» **EXERCISE OBJECTIVE**: Tell how many lines in the data below hold the string "What"; give nothing but the number.

» **EXTRACTED RECORDS**:
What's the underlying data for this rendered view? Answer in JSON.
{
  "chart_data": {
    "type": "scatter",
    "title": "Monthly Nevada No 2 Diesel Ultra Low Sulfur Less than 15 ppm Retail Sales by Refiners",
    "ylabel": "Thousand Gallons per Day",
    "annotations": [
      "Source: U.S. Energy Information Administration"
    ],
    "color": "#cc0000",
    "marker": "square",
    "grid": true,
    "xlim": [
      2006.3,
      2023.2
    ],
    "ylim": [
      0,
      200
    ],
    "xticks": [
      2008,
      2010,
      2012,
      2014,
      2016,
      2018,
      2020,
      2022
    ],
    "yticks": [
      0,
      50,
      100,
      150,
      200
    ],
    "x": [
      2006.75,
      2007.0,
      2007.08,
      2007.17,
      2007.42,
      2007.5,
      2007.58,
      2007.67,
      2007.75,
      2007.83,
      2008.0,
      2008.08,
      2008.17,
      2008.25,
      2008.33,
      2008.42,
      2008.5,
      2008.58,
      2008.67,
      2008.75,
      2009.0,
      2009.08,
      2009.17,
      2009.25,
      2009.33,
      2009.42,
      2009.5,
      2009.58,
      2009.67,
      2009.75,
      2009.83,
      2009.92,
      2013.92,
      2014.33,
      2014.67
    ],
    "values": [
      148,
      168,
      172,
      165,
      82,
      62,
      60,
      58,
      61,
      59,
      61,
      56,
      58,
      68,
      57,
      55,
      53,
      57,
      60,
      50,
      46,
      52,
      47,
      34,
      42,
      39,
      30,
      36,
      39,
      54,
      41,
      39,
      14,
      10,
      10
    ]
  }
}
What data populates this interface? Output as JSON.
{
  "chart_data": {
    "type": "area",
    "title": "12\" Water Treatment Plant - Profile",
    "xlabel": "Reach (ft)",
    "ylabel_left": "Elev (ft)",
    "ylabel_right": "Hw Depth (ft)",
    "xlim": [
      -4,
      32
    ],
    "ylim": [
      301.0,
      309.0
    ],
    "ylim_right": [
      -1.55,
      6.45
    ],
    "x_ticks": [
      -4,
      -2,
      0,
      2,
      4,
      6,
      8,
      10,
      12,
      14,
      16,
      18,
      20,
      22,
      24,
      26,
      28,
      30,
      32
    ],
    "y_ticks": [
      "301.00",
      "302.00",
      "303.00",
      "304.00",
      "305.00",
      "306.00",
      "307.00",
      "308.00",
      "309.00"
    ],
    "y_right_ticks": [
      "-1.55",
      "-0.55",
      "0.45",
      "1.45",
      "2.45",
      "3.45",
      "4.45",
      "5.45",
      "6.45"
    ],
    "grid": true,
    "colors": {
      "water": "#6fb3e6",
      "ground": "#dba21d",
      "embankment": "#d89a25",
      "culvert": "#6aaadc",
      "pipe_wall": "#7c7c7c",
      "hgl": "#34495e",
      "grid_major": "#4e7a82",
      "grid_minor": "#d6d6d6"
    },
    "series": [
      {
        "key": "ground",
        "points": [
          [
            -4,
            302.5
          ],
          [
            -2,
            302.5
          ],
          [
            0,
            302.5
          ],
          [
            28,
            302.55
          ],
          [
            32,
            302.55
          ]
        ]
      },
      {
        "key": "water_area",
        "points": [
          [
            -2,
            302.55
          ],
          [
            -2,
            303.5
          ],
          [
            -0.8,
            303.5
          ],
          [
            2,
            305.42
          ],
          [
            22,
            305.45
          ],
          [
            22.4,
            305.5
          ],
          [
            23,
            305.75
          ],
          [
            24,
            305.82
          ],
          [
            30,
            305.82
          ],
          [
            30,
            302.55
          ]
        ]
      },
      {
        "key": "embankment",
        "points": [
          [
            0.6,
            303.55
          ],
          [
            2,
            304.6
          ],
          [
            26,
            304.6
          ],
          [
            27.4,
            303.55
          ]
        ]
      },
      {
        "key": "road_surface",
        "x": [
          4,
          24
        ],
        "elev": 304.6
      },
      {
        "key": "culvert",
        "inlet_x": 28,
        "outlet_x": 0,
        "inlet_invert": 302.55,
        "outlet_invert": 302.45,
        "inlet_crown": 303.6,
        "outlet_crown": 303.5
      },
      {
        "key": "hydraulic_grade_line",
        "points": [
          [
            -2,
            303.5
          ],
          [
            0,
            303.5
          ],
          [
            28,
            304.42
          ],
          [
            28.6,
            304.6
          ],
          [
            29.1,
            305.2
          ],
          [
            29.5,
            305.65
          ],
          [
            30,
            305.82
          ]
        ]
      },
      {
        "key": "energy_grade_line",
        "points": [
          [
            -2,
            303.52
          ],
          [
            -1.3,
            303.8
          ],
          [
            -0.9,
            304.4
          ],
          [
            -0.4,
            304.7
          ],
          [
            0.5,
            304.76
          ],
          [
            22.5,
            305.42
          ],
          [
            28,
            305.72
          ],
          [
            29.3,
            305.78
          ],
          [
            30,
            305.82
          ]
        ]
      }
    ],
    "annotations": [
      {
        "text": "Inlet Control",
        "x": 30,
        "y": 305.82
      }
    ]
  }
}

» **RESULT FOR THIS TASK**: 2